**TASK DETAILS**
All material below is to be reproduced exactly.

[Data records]
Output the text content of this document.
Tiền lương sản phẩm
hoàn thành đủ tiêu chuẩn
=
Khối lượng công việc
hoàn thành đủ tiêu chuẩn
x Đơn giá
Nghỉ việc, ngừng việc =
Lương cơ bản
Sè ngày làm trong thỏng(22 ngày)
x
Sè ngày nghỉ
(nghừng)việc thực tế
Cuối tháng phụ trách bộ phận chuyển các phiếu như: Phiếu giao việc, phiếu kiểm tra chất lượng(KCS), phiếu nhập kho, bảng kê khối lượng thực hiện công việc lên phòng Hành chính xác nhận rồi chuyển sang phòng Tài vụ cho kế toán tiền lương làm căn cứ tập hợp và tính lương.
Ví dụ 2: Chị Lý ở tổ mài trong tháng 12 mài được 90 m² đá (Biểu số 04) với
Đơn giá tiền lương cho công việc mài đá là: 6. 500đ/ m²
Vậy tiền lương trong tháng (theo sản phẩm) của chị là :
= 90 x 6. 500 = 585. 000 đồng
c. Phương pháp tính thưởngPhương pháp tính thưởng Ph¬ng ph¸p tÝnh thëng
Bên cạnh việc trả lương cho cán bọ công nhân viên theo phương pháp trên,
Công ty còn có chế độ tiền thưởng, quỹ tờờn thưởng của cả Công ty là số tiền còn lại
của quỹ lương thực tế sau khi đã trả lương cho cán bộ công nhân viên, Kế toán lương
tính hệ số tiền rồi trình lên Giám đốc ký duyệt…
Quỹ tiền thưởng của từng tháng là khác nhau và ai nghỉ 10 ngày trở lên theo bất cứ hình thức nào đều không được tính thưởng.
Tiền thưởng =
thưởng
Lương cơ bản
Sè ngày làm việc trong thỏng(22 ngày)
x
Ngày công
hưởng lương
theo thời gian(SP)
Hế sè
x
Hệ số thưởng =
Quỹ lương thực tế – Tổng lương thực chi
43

**ANSWER BELOW**
Output the text content of this document.
Tiền lương sản phẩm
hoàn thành đủ tiêu chuẩn
=
Khối lượng công việc
hoàn thành đủ tiêu chuẩn
x Đơn giá
Nghỉ việc, ngừng việc =
Lương cơ bản
Sè ngày làm trong thỏng(22 ngày)
x
Sè ngày nghỉ
(nghừng)việc thực tế
Cuối tháng phụ trách bộ phận chuyển các phiếu như: Phiếu giao việc, phiếu kiểm tra chất lượng(KCS), phiếu nhập kho, bảng kê khối lượng thực hiện công việc lên phòng Hành chính xác nhận rồi chuyển sang phòng Tài vụ cho kế toán tiền lương làm căn cứ tập hợp và tính lương.
Ví dụ 2: Chị Lý ở tổ mài trong tháng 12 mài được 90 m² đá (Biểu số 04) với
Đơn giá tiền lương cho công việc mài đá là: 6. 500đ/ m²
Vậy tiền lương trong tháng (theo sản phẩm) của chị là :
= 90 x 6. 500 = 585. 000 đồng
c. Phương pháp tính thưởngPhương pháp tính thưởng Ph¬ng ph¸p tÝnh thëng
Bên cạnh việc trả lương cho cán bọ công nhân viên theo phương pháp trên,
Công ty còn có chế độ tiền thưởng, quỹ tờờn thưởng của cả Công ty là số tiền còn lại
của quỹ lương thực tế sau khi đã trả lương cho cán bộ công nhân viên, Kế toán lương
tính hệ số tiền rồi trình lên Giám đốc ký duyệt…
Quỹ tiền thưởng của từng tháng là khác nhau và ai nghỉ 10 ngày trở lên theo bất cứ hình thức nào đều không được tính thưởng.
Tiền thưởng =
thưởng
Lương cơ bản
Sè ngày làm việc trong thỏng(22 ngày)
x
Ngày công
hưởng lương
theo thời gian(SP)
Hế sè
x
Hệ số thưởng =
Quỹ lương thực tế – Tổng lương thực chi
43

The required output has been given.